WRITTEN INSTRUCTION —
Copy each entry as it stands, leaving nothing out.

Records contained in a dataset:
-- Start --

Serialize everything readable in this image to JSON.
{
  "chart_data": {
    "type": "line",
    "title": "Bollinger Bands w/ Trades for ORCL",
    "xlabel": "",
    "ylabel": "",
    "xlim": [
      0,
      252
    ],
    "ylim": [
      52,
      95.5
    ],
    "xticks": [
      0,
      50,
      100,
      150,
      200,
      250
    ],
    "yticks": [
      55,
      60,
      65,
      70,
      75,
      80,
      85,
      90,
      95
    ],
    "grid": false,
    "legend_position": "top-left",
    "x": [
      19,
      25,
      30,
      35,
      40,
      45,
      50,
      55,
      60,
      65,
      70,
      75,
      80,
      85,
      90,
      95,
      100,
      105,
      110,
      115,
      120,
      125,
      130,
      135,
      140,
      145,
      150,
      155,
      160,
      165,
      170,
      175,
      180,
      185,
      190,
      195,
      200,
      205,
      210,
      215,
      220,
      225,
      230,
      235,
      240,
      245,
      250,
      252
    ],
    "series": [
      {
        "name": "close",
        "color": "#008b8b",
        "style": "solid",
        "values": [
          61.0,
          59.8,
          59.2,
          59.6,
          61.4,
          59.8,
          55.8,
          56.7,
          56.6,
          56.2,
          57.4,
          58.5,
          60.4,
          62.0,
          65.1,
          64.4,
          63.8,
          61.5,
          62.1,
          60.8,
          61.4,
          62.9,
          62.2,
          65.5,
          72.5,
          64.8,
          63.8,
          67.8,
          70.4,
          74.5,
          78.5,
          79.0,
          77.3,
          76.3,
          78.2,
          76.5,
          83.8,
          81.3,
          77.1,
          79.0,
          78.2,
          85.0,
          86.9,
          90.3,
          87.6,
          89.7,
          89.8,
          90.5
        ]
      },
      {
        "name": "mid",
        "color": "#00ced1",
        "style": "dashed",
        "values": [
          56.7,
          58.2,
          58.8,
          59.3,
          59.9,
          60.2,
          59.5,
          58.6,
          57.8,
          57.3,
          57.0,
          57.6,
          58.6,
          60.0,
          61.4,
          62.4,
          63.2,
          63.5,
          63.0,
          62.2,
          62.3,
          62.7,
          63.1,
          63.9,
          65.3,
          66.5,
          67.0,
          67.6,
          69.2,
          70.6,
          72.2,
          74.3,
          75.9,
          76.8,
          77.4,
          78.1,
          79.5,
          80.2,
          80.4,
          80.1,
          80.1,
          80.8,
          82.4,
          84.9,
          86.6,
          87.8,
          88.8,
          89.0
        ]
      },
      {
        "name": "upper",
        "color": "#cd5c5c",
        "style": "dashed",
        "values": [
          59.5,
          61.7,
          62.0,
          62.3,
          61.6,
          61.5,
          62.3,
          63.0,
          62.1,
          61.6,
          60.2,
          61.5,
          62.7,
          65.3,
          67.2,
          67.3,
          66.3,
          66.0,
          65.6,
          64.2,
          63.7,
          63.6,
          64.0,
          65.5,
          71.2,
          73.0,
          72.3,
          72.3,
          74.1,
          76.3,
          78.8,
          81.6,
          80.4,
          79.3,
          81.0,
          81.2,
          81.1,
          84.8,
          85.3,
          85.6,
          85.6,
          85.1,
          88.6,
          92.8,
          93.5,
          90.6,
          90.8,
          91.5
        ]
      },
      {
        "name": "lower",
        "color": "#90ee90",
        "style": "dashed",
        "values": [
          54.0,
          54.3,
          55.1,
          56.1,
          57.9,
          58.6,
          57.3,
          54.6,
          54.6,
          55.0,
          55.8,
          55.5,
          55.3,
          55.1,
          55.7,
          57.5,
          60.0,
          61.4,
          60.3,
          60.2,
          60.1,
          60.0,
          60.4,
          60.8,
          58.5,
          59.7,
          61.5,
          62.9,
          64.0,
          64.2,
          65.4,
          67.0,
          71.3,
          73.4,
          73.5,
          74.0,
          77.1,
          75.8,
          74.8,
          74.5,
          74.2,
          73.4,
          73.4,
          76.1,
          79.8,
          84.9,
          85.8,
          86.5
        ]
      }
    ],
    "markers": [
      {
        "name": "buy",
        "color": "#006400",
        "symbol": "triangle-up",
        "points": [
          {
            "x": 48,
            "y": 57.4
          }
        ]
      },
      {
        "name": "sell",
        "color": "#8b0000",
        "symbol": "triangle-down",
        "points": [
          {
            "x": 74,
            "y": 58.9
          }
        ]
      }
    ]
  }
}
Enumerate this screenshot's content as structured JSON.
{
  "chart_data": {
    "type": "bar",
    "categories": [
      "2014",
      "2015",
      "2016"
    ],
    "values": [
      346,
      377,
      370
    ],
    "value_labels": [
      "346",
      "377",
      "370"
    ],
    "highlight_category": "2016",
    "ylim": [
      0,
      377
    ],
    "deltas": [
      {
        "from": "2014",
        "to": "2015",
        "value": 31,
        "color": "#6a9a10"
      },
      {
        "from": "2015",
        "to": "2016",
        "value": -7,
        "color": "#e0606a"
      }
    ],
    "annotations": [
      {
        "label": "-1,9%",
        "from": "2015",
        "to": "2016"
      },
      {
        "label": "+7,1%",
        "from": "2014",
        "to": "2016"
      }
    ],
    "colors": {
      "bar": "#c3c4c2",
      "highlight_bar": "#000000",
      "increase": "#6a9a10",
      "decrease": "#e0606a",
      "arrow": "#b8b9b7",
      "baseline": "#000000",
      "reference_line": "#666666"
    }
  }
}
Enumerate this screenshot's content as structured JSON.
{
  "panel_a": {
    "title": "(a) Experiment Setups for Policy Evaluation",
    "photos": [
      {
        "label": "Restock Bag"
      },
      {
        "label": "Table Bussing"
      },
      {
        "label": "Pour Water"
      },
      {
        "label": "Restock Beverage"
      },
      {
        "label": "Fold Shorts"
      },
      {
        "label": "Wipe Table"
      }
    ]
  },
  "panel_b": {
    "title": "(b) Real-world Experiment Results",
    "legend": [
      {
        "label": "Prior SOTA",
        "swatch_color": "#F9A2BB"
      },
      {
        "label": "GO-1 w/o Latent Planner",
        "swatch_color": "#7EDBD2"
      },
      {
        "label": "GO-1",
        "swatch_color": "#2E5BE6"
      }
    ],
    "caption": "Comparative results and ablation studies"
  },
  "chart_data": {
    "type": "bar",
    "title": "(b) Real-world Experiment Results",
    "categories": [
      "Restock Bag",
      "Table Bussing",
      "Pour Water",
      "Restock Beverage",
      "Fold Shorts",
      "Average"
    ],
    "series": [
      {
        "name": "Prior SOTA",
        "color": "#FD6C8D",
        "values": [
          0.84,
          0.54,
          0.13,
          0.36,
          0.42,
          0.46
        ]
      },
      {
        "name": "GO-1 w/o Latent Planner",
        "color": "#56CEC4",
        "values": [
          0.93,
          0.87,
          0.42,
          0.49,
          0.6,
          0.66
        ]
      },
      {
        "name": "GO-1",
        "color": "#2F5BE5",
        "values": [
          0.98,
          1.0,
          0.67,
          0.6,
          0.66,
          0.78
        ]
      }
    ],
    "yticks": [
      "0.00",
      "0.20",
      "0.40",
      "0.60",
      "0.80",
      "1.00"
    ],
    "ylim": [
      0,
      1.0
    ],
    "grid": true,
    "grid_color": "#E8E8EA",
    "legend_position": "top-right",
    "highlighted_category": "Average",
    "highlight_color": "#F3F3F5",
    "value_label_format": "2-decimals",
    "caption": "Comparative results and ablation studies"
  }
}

-- End --

EXERCISE RESULT —
Serialize everything readable in this image to JSON.
{
  "chart_data": {
    "type": "line",
    "title": "Bollinger Bands w/ Trades for ORCL",
    "xlabel": "",
    "ylabel": "",
    "xlim": [
      0,
      252
    ],
    "ylim": [
      52,
      95.5
    ],
    "xticks": [
      0,
      50,
      100,
      150,
      200,
      250
    ],
    "yticks": [
      55,
      60,
      65,
      70,
      75,
      80,
      85,
      90,
      95
    ],
    "grid": false,
    "legend_position": "top-left",
    "x": [
      19,
      25,
      30,
      35,
      40,
      45,
      50,
      55,
      60,
      65,
      70,
      75,
      80,
      85,
      90,
      95,
      100,
      105,
      110,
      115,
      120,
      125,
      130,
      135,
      140,
      145,
      150,
      155,
      160,
      165,
      170,
      175,
      180,
      185,
      190,
      195,
      200,
      205,
      210,
      215,
      220,
      225,
      230,
      235,
      240,
      245,
      250,
      252
    ],
    "series": [
      {
        "name": "close",
        "color": "#008b8b",
        "style": "solid",
        "values": [
          61.0,
          59.8,
          59.2,
          59.6,
          61.4,
          59.8,
          55.8,
          56.7,
          56.6,
          56.2,
          57.4,
          58.5,
          60.4,
          62.0,
          65.1,
          64.4,
          63.8,
          61.5,
          62.1,
          60.8,
          61.4,
          62.9,
          62.2,
          65.5,
          72.5,
          64.8,
          63.8,
          67.8,
          70.4,
          74.5,
          78.5,
          79.0,
          77.3,
          76.3,
          78.2,
          76.5,
          83.8,
          81.3,
          77.1,
          79.0,
          78.2,
          85.0,
          86.9,
          90.3,
          87.6,
          89.7,
          89.8,
          90.5
        ]
      },
      {
        "name": "mid",
        "color": "#00ced1",
        "style": "dashed",
        "values": [
          56.7,
          58.2,
          58.8,
          59.3,
          59.9,
          60.2,
          59.5,
          58.6,
          57.8,
          57.3,
          57.0,
          57.6,
          58.6,
          60.0,
          61.4,
          62.4,
          63.2,
          63.5,
          63.0,
          62.2,
          62.3,
          62.7,
          63.1,
          63.9,
          65.3,
          66.5,
          67.0,
          67.6,
          69.2,
          70.6,
          72.2,
          74.3,
          75.9,
          76.8,
          77.4,
          78.1,
          79.5,
          80.2,
          80.4,
          80.1,
          80.1,
          80.8,
          82.4,
          84.9,
          86.6,
          87.8,
          88.8,
          89.0
        ]
      },
      {
        "name": "upper",
        "color": "#cd5c5c",
        "style": "dashed",
        "values": [
          59.5,
          61.7,
          62.0,
          62.3,
          61.6,
          61.5,
          62.3,
          63.0,
          62.1,
          61.6,
          60.2,
          61.5,
          62.7,
          65.3,
          67.2,
          67.3,
          66.3,
          66.0,
          65.6,
          64.2,
          63.7,
          63.6,
          64.0,
          65.5,
          71.2,
          73.0,
          72.3,
          72.3,
          74.1,
          76.3,
          78.8,
          81.6,
          80.4,
          79.3,
          81.0,
          81.2,
          81.1,
          84.8,
          85.3,
          85.6,
          85.6,
          85.1,
          88.6,
          92.8,
          93.5,
          90.6,
          90.8,
          91.5
        ]
      },
      {
        "name": "lower",
        "color": "#90ee90",
        "style": "dashed",
        "values": [
          54.0,
          54.3,
          55.1,
          56.1,
          57.9,
          58.6,
          57.3,
          54.6,
          54.6,
          55.0,
          55.8,
          55.5,
          55.3,
          55.1,
          55.7,
          57.5,
          60.0,
          61.4,
          60.3,
          60.2,
          60.1,
          60.0,
          60.4,
          60.8,
          58.5,
          59.7,
          61.5,
          62.9,
          64.0,
          64.2,
          65.4,
          67.0,
          71.3,
          73.4,
          73.5,
          74.0,
          77.1,
          75.8,
          74.8,
          74.5,
          74.2,
          73.4,
          73.4,
          76.1,
          79.8,
          84.9,
          85.8,
          86.5
        ]
      }
    ],
    "markers": [
      {
        "name": "buy",
        "color": "#006400",
        "symbol": "triangle-up",
        "points": [
          {
            "x": 48,
            "y": 57.4
          }
        ]
      },
      {
        "name": "sell",
        "color": "#8b0000",
        "symbol": "triangle-down",
        "points": [
          {
            "x": 74,
            "y": 58.9
          }
        ]
      }
    ]
  }
}
Enumerate this screenshot's content as structured JSON.
{
  "chart_data": {
    "type": "bar",
    "categories": [
      "2014",
      "2015",
      "2016"
    ],
    "values": [
      346,
      377,
      370
    ],
    "value_labels": [
      "346",
      "377",
      "370"
    ],
    "highlight_category": "2016",
    "ylim": [
      0,
      377
    ],
    "deltas": [
      {
        "from": "2014",
        "to": "2015",
        "value": 31,
        "color": "#6a9a10"
      },
      {
        "from": "2015",
        "to": "2016",
        "value": -7,
        "color": "#e0606a"
      }
    ],
    "annotations": [
      {
        "label": "-1,9%",
        "from": "2015",
        "to": "2016"
      },
      {
        "label": "+7,1%",
        "from": "2014",
        "to": "2016"
      }
    ],
    "colors": {
      "bar": "#c3c4c2",
      "highlight_bar": "#000000",
      "increase": "#6a9a10",
      "decrease": "#e0606a",
      "arrow": "#b8b9b7",
      "baseline": "#000000",
      "reference_line": "#666666"
    }
  }
}
Enumerate this screenshot's content as structured JSON.
{
  "panel_a": {
    "title": "(a) Experiment Setups for Policy Evaluation",
    "photos": [
      {
        "label": "Restock Bag"
      },
      {
        "label": "Table Bussing"
      },
      {
        "label": "Pour Water"
      },
      {
        "label": "Restock Beverage"
      },
      {
        "label": "Fold Shorts"
      },
      {
        "label": "Wipe Table"
      }
    ]
  },
  "panel_b": {
    "title": "(b) Real-world Experiment Results",
    "legend": [
      {
        "label": "Prior SOTA",
        "swatch_color": "#F9A2BB"
      },
      {
        "label": "GO-1 w/o Latent Planner",
        "swatch_color": "#7EDBD2"
      },
      {
        "label": "GO-1",
        "swatch_color": "#2E5BE6"
      }
    ],
    "caption": "Comparative results and ablation studies"
  },
  "chart_data": {
    "type": "bar",
    "title": "(b) Real-world Experiment Results",
    "categories": [
      "Restock Bag",
      "Table Bussing",
      "Pour Water",
      "Restock Beverage",
      "Fold Shorts",
      "Average"
    ],
    "series": [
      {
        "name": "Prior SOTA",
        "color": "#FD6C8D",
        "values": [
          0.84,
          0.54,
          0.13,
          0.36,
          0.42,
          0.46
        ]
      },
      {
        "name": "GO-1 w/o Latent Planner",
        "color": "#56CEC4",
        "values": [
          0.93,
          0.87,
          0.42,
          0.49,
          0.6,
          0.66
        ]
      },
      {
        "name": "GO-1",
        "color": "#2F5BE5",
        "values": [
          0.98,
          1.0,
          0.67,
          0.6,
          0.66,
          0.78
        ]
      }
    ],
    "yticks": [
      "0.00",
      "0.20",
      "0.40",
      "0.60",
      "0.80",
      "1.00"
    ],
    "ylim": [
      0,
      1.0
    ],
    "grid": true,
    "grid_color": "#E8E8EA",
    "legend_position": "top-right",
    "highlighted_category": "Average",
    "highlight_color": "#F3F3F5",
    "value_label_format": "2-decimals",
    "caption": "Comparative results and ablation studies"
  }
}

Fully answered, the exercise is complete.